— What to work on —
Copy the lines holding the word "xtrp", all of them.

— Records for the exercise —
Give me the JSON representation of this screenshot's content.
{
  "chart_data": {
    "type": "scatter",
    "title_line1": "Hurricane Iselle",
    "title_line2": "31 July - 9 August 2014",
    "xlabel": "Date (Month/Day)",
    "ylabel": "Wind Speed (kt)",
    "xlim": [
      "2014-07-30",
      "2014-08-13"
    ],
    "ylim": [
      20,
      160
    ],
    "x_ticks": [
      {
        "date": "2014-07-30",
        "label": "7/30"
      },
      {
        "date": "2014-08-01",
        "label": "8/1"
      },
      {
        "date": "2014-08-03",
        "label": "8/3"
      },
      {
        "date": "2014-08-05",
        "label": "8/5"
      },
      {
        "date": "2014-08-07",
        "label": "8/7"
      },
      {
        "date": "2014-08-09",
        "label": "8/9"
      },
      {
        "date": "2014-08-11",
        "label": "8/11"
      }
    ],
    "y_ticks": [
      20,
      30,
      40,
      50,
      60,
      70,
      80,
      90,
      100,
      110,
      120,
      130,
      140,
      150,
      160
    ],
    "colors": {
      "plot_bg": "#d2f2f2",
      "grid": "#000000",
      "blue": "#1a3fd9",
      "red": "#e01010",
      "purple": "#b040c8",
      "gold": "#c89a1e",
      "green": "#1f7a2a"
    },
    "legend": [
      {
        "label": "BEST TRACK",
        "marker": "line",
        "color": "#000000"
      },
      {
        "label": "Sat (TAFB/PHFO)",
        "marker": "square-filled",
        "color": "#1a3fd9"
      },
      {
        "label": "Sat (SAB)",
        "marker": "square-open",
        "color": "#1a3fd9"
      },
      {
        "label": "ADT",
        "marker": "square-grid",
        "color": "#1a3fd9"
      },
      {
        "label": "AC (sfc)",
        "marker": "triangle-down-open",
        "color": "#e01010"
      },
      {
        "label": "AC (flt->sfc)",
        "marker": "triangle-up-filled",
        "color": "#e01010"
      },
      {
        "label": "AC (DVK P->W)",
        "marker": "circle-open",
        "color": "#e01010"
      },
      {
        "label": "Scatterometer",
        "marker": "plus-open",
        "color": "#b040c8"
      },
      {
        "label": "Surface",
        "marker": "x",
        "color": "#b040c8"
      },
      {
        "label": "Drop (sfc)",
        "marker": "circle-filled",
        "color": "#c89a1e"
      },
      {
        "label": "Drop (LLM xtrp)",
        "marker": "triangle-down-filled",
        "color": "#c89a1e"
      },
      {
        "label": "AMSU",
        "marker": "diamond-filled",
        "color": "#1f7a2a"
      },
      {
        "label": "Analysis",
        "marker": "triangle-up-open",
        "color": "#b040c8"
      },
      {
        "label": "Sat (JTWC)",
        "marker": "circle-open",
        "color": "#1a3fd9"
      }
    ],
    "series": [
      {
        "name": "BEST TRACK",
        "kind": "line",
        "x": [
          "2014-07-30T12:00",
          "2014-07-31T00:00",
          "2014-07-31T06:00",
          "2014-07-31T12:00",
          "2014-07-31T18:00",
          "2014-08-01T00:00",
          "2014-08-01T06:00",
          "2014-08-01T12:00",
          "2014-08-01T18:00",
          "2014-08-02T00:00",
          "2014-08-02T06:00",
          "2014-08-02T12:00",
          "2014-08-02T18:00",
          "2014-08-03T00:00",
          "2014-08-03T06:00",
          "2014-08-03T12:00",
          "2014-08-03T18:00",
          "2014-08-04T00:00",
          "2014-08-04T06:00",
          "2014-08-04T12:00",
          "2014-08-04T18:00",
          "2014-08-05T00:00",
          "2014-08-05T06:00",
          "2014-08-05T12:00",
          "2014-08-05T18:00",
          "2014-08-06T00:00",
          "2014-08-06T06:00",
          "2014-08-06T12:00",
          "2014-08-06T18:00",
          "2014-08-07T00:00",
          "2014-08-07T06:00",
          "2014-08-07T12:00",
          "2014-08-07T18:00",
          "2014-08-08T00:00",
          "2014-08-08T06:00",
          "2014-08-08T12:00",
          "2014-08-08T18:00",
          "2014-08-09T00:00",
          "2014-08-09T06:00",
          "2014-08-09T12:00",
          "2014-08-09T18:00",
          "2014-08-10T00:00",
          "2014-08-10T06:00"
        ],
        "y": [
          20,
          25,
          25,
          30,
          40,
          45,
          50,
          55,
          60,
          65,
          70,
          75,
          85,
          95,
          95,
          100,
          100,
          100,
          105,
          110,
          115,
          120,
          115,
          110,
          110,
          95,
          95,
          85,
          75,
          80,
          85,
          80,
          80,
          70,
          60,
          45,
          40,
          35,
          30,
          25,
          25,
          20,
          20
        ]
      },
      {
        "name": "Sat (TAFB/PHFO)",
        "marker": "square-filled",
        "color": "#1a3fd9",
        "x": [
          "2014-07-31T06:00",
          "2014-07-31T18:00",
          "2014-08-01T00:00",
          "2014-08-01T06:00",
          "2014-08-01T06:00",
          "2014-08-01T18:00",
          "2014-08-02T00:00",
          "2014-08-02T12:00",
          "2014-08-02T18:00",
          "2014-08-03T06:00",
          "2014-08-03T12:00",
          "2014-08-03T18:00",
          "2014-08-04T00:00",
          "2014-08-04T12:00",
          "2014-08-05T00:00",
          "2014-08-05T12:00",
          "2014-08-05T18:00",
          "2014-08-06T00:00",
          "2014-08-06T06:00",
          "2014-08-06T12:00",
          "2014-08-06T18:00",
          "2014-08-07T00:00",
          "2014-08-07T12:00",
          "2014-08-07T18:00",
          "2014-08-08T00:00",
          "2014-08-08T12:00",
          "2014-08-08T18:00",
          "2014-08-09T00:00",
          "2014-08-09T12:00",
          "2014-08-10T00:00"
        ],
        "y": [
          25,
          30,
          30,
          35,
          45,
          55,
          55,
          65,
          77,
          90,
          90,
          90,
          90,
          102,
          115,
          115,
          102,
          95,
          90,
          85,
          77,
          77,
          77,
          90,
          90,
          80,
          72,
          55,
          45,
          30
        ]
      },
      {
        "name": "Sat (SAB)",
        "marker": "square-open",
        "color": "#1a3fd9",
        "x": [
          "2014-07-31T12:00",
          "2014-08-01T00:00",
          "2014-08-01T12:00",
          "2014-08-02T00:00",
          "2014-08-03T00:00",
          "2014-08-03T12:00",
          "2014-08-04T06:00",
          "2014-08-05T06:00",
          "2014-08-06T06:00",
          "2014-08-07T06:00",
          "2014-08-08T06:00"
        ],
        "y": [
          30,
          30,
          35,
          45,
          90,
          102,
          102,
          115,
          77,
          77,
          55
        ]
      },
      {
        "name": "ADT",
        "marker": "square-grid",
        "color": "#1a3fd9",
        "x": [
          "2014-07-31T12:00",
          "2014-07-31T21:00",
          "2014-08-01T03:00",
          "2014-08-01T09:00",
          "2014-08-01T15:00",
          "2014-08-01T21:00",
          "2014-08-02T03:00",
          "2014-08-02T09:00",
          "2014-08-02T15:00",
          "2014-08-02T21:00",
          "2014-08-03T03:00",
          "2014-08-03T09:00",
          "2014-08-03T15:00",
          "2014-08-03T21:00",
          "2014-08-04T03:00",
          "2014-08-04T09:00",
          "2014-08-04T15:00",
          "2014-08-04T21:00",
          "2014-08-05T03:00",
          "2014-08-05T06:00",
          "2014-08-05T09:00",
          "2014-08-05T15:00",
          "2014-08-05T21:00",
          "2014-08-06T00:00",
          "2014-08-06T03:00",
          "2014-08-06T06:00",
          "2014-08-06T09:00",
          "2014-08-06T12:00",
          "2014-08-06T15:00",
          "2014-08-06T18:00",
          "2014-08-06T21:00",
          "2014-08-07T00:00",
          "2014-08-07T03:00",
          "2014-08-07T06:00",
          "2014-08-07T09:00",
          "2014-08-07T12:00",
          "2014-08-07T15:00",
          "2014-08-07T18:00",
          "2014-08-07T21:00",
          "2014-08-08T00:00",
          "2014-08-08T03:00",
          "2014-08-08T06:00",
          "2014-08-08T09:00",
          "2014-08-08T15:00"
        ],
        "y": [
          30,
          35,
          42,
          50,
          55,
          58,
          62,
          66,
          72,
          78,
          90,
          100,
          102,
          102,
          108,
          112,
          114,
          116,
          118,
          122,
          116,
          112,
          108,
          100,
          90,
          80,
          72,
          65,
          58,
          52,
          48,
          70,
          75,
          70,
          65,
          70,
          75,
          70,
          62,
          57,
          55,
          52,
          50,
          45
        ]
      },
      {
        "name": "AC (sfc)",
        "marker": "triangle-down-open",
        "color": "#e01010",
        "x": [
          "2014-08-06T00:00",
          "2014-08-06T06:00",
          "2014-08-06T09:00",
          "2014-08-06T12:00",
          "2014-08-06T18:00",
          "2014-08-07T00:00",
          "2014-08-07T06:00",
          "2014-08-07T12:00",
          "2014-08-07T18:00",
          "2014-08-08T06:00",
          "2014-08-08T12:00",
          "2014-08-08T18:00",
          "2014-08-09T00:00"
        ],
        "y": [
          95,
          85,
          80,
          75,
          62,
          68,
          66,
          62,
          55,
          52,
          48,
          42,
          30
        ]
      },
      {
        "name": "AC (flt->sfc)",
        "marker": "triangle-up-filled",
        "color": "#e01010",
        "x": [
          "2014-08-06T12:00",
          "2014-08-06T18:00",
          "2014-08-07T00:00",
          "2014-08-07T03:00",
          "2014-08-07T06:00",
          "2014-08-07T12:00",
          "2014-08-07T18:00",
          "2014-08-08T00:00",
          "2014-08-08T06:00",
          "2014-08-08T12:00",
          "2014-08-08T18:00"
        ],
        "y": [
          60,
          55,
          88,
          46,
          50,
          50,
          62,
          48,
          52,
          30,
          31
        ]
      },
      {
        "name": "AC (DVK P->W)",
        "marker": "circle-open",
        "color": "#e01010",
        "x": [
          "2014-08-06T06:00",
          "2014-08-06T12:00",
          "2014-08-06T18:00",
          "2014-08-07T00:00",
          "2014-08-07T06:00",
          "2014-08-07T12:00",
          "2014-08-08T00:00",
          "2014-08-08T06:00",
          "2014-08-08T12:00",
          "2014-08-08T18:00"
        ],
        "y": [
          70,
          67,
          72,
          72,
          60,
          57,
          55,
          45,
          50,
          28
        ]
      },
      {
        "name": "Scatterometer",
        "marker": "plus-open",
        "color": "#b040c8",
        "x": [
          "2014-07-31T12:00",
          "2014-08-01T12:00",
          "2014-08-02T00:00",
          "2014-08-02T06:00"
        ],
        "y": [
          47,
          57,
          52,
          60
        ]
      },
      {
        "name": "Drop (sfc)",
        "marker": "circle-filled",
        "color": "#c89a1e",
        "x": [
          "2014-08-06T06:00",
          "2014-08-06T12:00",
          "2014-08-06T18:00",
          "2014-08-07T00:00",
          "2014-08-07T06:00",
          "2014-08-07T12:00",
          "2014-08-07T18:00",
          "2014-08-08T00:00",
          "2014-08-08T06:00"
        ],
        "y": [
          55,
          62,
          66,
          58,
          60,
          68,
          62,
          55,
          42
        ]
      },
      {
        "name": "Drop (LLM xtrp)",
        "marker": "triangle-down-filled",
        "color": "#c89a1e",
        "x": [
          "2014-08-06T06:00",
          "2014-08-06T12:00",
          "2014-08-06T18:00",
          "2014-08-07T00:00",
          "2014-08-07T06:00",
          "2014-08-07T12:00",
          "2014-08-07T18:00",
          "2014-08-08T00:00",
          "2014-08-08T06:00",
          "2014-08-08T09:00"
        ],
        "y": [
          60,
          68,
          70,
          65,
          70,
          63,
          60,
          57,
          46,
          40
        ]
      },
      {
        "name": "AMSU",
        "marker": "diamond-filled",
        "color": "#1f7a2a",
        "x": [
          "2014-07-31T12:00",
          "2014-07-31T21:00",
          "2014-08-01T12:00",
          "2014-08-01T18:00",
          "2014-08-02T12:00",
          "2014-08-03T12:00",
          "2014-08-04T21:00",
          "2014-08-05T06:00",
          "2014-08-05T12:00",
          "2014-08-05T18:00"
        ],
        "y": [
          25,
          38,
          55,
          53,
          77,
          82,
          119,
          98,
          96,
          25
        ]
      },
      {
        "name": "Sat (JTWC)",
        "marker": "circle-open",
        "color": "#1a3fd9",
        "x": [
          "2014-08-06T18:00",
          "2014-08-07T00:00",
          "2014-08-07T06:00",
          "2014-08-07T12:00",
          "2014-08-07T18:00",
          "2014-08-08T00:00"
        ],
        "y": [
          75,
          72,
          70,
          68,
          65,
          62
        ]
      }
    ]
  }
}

— Answer to the task —
        "label": "Drop (LLM xtrp)",
        "name": "Drop (LLM xtrp)",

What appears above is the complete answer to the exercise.